Leave every picture out and write out the records below exactly.

★ ★ ★ ★ ★ ★ ★

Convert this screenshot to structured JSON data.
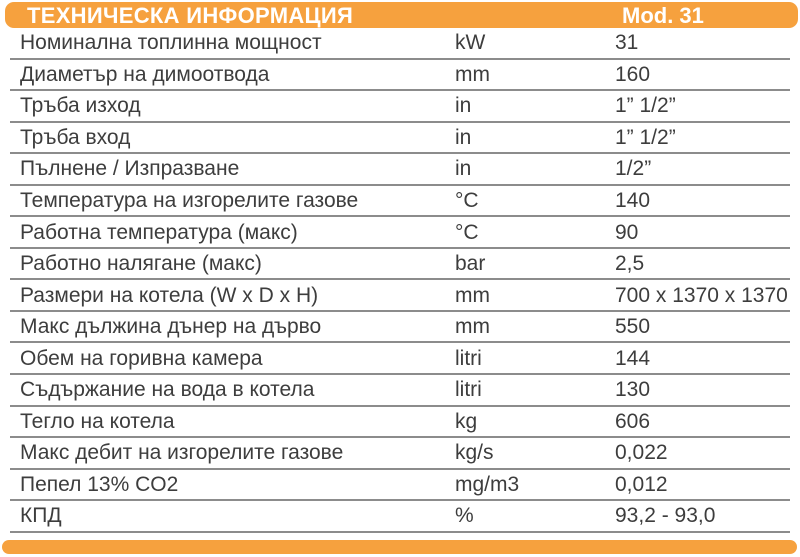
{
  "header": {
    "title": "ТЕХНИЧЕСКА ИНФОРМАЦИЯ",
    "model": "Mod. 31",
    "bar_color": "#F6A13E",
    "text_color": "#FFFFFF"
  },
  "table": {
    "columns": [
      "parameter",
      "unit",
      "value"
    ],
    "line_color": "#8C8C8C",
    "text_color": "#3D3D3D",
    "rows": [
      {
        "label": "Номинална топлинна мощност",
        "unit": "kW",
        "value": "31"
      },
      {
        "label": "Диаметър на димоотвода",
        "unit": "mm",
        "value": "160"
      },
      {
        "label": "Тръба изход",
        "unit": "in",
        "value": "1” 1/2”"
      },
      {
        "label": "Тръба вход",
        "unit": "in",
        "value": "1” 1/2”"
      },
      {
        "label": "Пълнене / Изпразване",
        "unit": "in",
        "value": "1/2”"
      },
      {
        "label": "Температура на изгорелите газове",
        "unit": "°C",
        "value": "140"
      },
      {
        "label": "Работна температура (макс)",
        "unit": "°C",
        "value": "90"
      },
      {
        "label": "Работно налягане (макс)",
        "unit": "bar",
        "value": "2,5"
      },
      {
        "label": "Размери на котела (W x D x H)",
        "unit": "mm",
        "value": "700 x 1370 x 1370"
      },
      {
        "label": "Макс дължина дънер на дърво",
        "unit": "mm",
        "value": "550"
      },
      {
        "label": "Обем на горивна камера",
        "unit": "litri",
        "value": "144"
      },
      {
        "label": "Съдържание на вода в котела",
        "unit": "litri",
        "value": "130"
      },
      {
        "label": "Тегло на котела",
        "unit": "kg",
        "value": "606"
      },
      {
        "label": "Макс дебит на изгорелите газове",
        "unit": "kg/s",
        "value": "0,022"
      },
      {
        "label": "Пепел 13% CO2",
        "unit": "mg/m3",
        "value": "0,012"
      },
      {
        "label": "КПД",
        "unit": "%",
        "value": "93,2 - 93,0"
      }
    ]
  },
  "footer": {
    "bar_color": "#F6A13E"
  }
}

★ ★ ★ ★ ★ ★ ★

__Full output__
Convert this screenshot to structured JSON data.
{
  "header": {
    "title": "ТЕХНИЧЕСКА ИНФОРМАЦИЯ",
    "model": "Mod. 31",
    "bar_color": "#F6A13E",
    "text_color": "#FFFFFF"
  },
  "table": {
    "columns": [
      "parameter",
      "unit",
      "value"
    ],
    "line_color": "#8C8C8C",
    "text_color": "#3D3D3D",
    "rows": [
      {
        "label": "Номинална топлинна мощност",
        "unit": "kW",
        "value": "31"
      },
      {
        "label": "Диаметър на димоотвода",
        "unit": "mm",
        "value": "160"
      },
      {
        "label": "Тръба изход",
        "unit": "in",
        "value": "1” 1/2”"
      },
      {
        "label": "Тръба вход",
        "unit": "in",
        "value": "1” 1/2”"
      },
      {
        "label": "Пълнене / Изпразване",
        "unit": "in",
        "value": "1/2”"
      },
      {
        "label": "Температура на изгорелите газове",
        "unit": "°C",
        "value": "140"
      },
      {
        "label": "Работна температура (макс)",
        "unit": "°C",
        "value": "90"
      },
      {
        "label": "Работно налягане (макс)",
        "unit": "bar",
        "value": "2,5"
      },
      {
        "label": "Размери на котела (W x D x H)",
        "unit": "mm",
        "value": "700 x 1370 x 1370"
      },
      {
        "label": "Макс дължина дънер на дърво",
        "unit": "mm",
        "value": "550"
      },
      {
        "label": "Обем на горивна камера",
        "unit": "litri",
        "value": "144"
      },
      {
        "label": "Съдържание на вода в котела",
        "unit": "litri",
        "value": "130"
      },
      {
        "label": "Тегло на котела",
        "unit": "kg",
        "value": "606"
      },
      {
        "label": "Макс дебит на изгорелите газове",
        "unit": "kg/s",
        "value": "0,022"
      },
      {
        "label": "Пепел 13% CO2",
        "unit": "mg/m3",
        "value": "0,012"
      },
      {
        "label": "КПД",
        "unit": "%",
        "value": "93,2 - 93,0"
      }
    ]
  },
  "footer": {
    "bar_color": "#F6A13E"
  }
}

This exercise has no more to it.